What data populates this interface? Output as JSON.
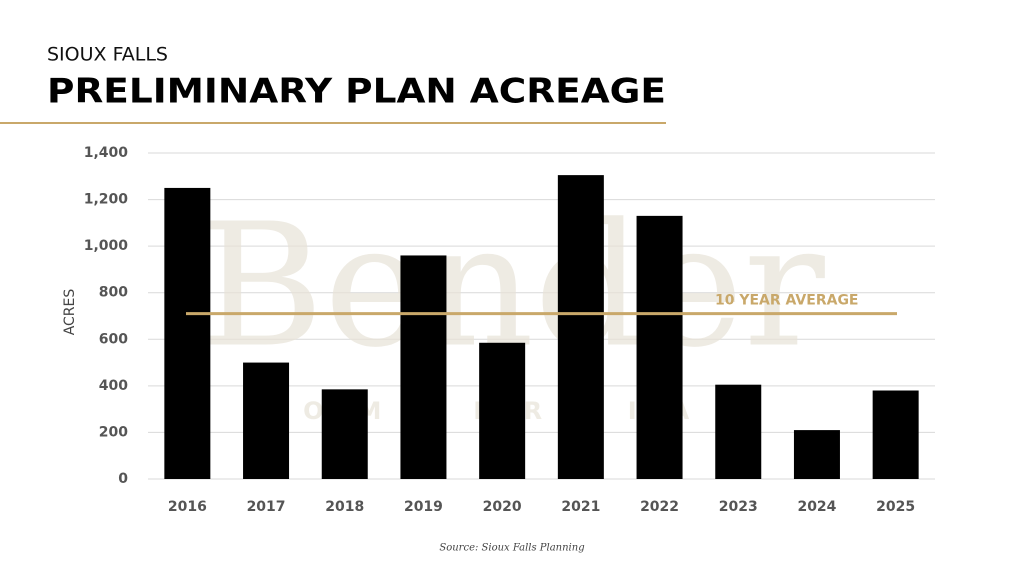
{
  "chart_data": {
    "type": "bar",
    "subtitle": "SIOUX FALLS",
    "title": "PRELIMINARY PLAN ACREAGE",
    "y_label": "ACRES",
    "source": "Source: Sioux Falls Planning",
    "categories": [
      "2016",
      "2017",
      "2018",
      "2019",
      "2020",
      "2021",
      "2022",
      "2023",
      "2024",
      "2025"
    ],
    "values": [
      1250,
      500,
      385,
      960,
      585,
      1305,
      1130,
      405,
      210,
      380
    ],
    "color": "#000000",
    "ylim": [
      0,
      1400
    ],
    "yticks": [
      0,
      200,
      400,
      600,
      800,
      {
        "value": 1000,
        "label": "1,000"
      },
      {
        "value": 1200,
        "label": "1,200"
      },
      {
        "value": 1400,
        "label": "1,400"
      }
    ],
    "grid": true,
    "average": {
      "label": "10 YEAR AVERAGE",
      "value": 710,
      "color": "#c9a86a"
    }
  },
  "watermark": {
    "name": "Bender",
    "tagline": "COMMERCIAL"
  }
}
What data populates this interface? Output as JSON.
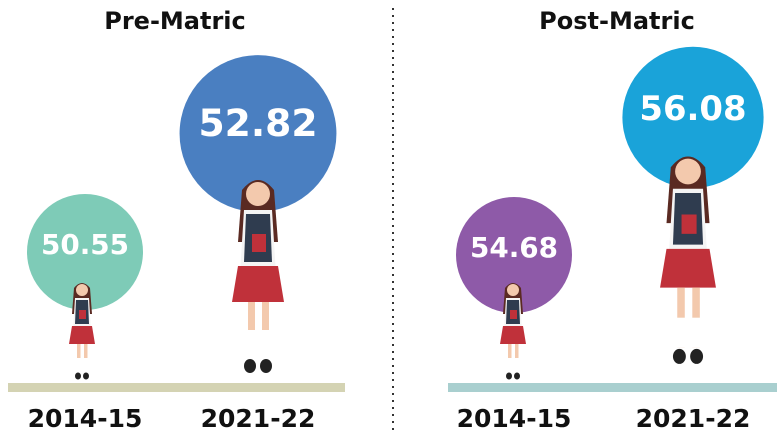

Work to be completed ->
Output every entry exactly as given; pictures are not part of the copy.

Answer to this task ->
What data populates this interface? Output as JSON.
{
  "chart_data": {
    "type": "bar",
    "subtitle": "SIOUX FALLS",
    "title": "PRELIMINARY PLAN ACREAGE",
    "y_label": "ACRES",
    "source": "Source: Sioux Falls Planning",
    "categories": [
      "2016",
      "2017",
      "2018",
      "2019",
      "2020",
      "2021",
      "2022",
      "2023",
      "2024",
      "2025"
    ],
    "values": [
      1250,
      500,
      385,
      960,
      585,
      1305,
      1130,
      405,
      210,
      380
    ],
    "color": "#000000",
    "ylim": [
      0,
      1400
    ],
    "yticks": [
      0,
      200,
      400,
      600,
      800,
      {
        "value": 1000,
        "label": "1,000"
      },
      {
        "value": 1200,
        "label": "1,200"
      },
      {
        "value": 1400,
        "label": "1,400"
      }
    ],
    "grid": true,
    "average": {
      "label": "10 YEAR AVERAGE",
      "value": 710,
      "color": "#c9a86a"
    }
  },
  "watermark": {
    "name": "Bender",
    "tagline": "COMMERCIAL"
  }
}
What data populates this interface? Output as JSON.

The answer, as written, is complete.